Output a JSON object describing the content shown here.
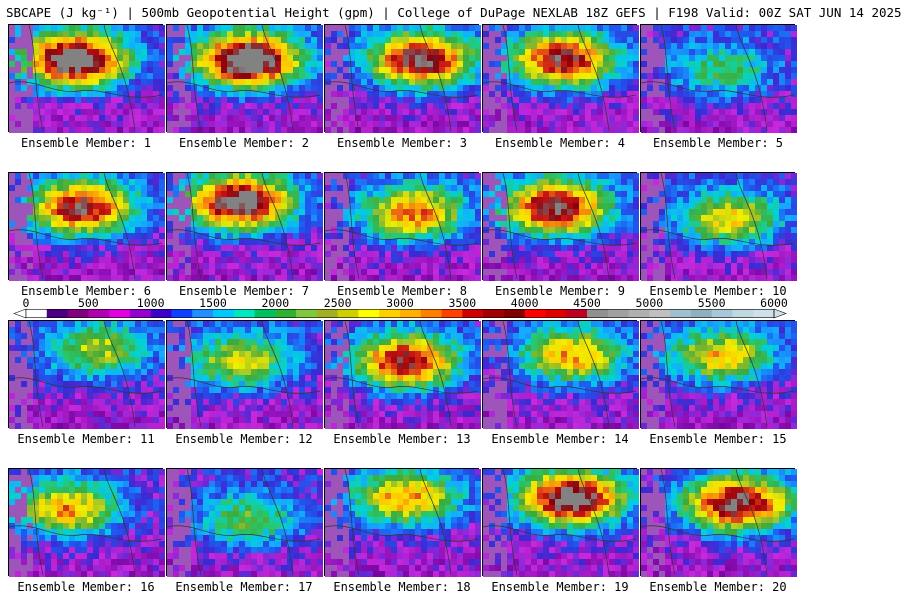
{
  "header": {
    "title": "SBCAPE (J kg⁻¹) | 500mb Geopotential Height (gpm) | College of DuPage NEXLAB 18Z GEFS | F198 Valid: 00Z SAT JUN 14 2025"
  },
  "colorbar": {
    "ticks": [
      "0",
      "500",
      "1000",
      "1500",
      "2000",
      "2500",
      "3000",
      "3500",
      "4000",
      "4500",
      "5000",
      "5500",
      "6000"
    ],
    "colors": [
      "#ffffff",
      "#4b0082",
      "#800080",
      "#b000b0",
      "#e000e0",
      "#9300d0",
      "#3d00c8",
      "#1040ff",
      "#2090ff",
      "#00c8ff",
      "#00e8c0",
      "#00c060",
      "#30b030",
      "#80c840",
      "#a0b020",
      "#d0d000",
      "#ffff00",
      "#ffd000",
      "#ffb000",
      "#ff8000",
      "#ff4000",
      "#d00000",
      "#a00000",
      "#800000",
      "#ff0000",
      "#e00000",
      "#c00020",
      "#909090",
      "#a0a0a0",
      "#b0b0b0",
      "#c0c0c0",
      "#a0c0d0",
      "#90b0c0",
      "#a8c8d8",
      "#c0d8e0",
      "#d0e0e8"
    ]
  },
  "members": [
    {
      "label": "Ensemble Member: 1",
      "field": {
        "intensity": 0.95,
        "center": [
          0.4,
          0.3
        ]
      }
    },
    {
      "label": "Ensemble Member: 2",
      "field": {
        "intensity": 1.0,
        "center": [
          0.5,
          0.3
        ]
      }
    },
    {
      "label": "Ensemble Member: 3",
      "field": {
        "intensity": 0.85,
        "center": [
          0.6,
          0.3
        ]
      }
    },
    {
      "label": "Ensemble Member: 4",
      "field": {
        "intensity": 0.8,
        "center": [
          0.5,
          0.3
        ]
      }
    },
    {
      "label": "Ensemble Member: 5",
      "field": {
        "intensity": 0.35,
        "center": [
          0.5,
          0.4
        ]
      }
    },
    {
      "label": "Ensemble Member: 6",
      "field": {
        "intensity": 0.8,
        "center": [
          0.45,
          0.3
        ]
      }
    },
    {
      "label": "Ensemble Member: 7",
      "field": {
        "intensity": 0.9,
        "center": [
          0.45,
          0.25
        ]
      }
    },
    {
      "label": "Ensemble Member: 8",
      "field": {
        "intensity": 0.65,
        "center": [
          0.55,
          0.35
        ]
      }
    },
    {
      "label": "Ensemble Member: 9",
      "field": {
        "intensity": 0.85,
        "center": [
          0.45,
          0.3
        ]
      }
    },
    {
      "label": "Ensemble Member: 10",
      "field": {
        "intensity": 0.55,
        "center": [
          0.55,
          0.4
        ]
      }
    },
    {
      "label": "Ensemble Member: 11",
      "field": {
        "intensity": 0.45,
        "center": [
          0.55,
          0.25
        ]
      }
    },
    {
      "label": "Ensemble Member: 12",
      "field": {
        "intensity": 0.5,
        "center": [
          0.45,
          0.35
        ]
      }
    },
    {
      "label": "Ensemble Member: 13",
      "field": {
        "intensity": 0.8,
        "center": [
          0.5,
          0.35
        ]
      }
    },
    {
      "label": "Ensemble Member: 14",
      "field": {
        "intensity": 0.6,
        "center": [
          0.55,
          0.3
        ]
      }
    },
    {
      "label": "Ensemble Member: 15",
      "field": {
        "intensity": 0.55,
        "center": [
          0.5,
          0.3
        ]
      }
    },
    {
      "label": "Ensemble Member: 16",
      "field": {
        "intensity": 0.6,
        "center": [
          0.35,
          0.35
        ]
      }
    },
    {
      "label": "Ensemble Member: 17",
      "field": {
        "intensity": 0.4,
        "center": [
          0.5,
          0.45
        ]
      }
    },
    {
      "label": "Ensemble Member: 18",
      "field": {
        "intensity": 0.6,
        "center": [
          0.5,
          0.25
        ]
      }
    },
    {
      "label": "Ensemble Member: 19",
      "field": {
        "intensity": 0.9,
        "center": [
          0.55,
          0.25
        ]
      }
    },
    {
      "label": "Ensemble Member: 20",
      "field": {
        "intensity": 0.85,
        "center": [
          0.6,
          0.3
        ]
      }
    }
  ]
}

+ + + +

### Your goal
Extract every line of the data exactly; pictures stay out.

### Written solution
Output a JSON object describing the content shown here.
{
  "header": {
    "title": "SBCAPE (J kg⁻¹) | 500mb Geopotential Height (gpm) | College of DuPage NEXLAB 18Z GEFS | F198 Valid: 00Z SAT JUN 14 2025"
  },
  "colorbar": {
    "ticks": [
      "0",
      "500",
      "1000",
      "1500",
      "2000",
      "2500",
      "3000",
      "3500",
      "4000",
      "4500",
      "5000",
      "5500",
      "6000"
    ],
    "colors": [
      "#ffffff",
      "#4b0082",
      "#800080",
      "#b000b0",
      "#e000e0",
      "#9300d0",
      "#3d00c8",
      "#1040ff",
      "#2090ff",
      "#00c8ff",
      "#00e8c0",
      "#00c060",
      "#30b030",
      "#80c840",
      "#a0b020",
      "#d0d000",
      "#ffff00",
      "#ffd000",
      "#ffb000",
      "#ff8000",
      "#ff4000",
      "#d00000",
      "#a00000",
      "#800000",
      "#ff0000",
      "#e00000",
      "#c00020",
      "#909090",
      "#a0a0a0",
      "#b0b0b0",
      "#c0c0c0",
      "#a0c0d0",
      "#90b0c0",
      "#a8c8d8",
      "#c0d8e0",
      "#d0e0e8"
    ]
  },
  "members": [
    {
      "label": "Ensemble Member: 1",
      "field": {
        "intensity": 0.95,
        "center": [
          0.4,
          0.3
        ]
      }
    },
    {
      "label": "Ensemble Member: 2",
      "field": {
        "intensity": 1.0,
        "center": [
          0.5,
          0.3
        ]
      }
    },
    {
      "label": "Ensemble Member: 3",
      "field": {
        "intensity": 0.85,
        "center": [
          0.6,
          0.3
        ]
      }
    },
    {
      "label": "Ensemble Member: 4",
      "field": {
        "intensity": 0.8,
        "center": [
          0.5,
          0.3
        ]
      }
    },
    {
      "label": "Ensemble Member: 5",
      "field": {
        "intensity": 0.35,
        "center": [
          0.5,
          0.4
        ]
      }
    },
    {
      "label": "Ensemble Member: 6",
      "field": {
        "intensity": 0.8,
        "center": [
          0.45,
          0.3
        ]
      }
    },
    {
      "label": "Ensemble Member: 7",
      "field": {
        "intensity": 0.9,
        "center": [
          0.45,
          0.25
        ]
      }
    },
    {
      "label": "Ensemble Member: 8",
      "field": {
        "intensity": 0.65,
        "center": [
          0.55,
          0.35
        ]
      }
    },
    {
      "label": "Ensemble Member: 9",
      "field": {
        "intensity": 0.85,
        "center": [
          0.45,
          0.3
        ]
      }
    },
    {
      "label": "Ensemble Member: 10",
      "field": {
        "intensity": 0.55,
        "center": [
          0.55,
          0.4
        ]
      }
    },
    {
      "label": "Ensemble Member: 11",
      "field": {
        "intensity": 0.45,
        "center": [
          0.55,
          0.25
        ]
      }
    },
    {
      "label": "Ensemble Member: 12",
      "field": {
        "intensity": 0.5,
        "center": [
          0.45,
          0.35
        ]
      }
    },
    {
      "label": "Ensemble Member: 13",
      "field": {
        "intensity": 0.8,
        "center": [
          0.5,
          0.35
        ]
      }
    },
    {
      "label": "Ensemble Member: 14",
      "field": {
        "intensity": 0.6,
        "center": [
          0.55,
          0.3
        ]
      }
    },
    {
      "label": "Ensemble Member: 15",
      "field": {
        "intensity": 0.55,
        "center": [
          0.5,
          0.3
        ]
      }
    },
    {
      "label": "Ensemble Member: 16",
      "field": {
        "intensity": 0.6,
        "center": [
          0.35,
          0.35
        ]
      }
    },
    {
      "label": "Ensemble Member: 17",
      "field": {
        "intensity": 0.4,
        "center": [
          0.5,
          0.45
        ]
      }
    },
    {
      "label": "Ensemble Member: 18",
      "field": {
        "intensity": 0.6,
        "center": [
          0.5,
          0.25
        ]
      }
    },
    {
      "label": "Ensemble Member: 19",
      "field": {
        "intensity": 0.9,
        "center": [
          0.55,
          0.25
        ]
      }
    },
    {
      "label": "Ensemble Member: 20",
      "field": {
        "intensity": 0.85,
        "center": [
          0.6,
          0.3
        ]
      }
    }
  ]
}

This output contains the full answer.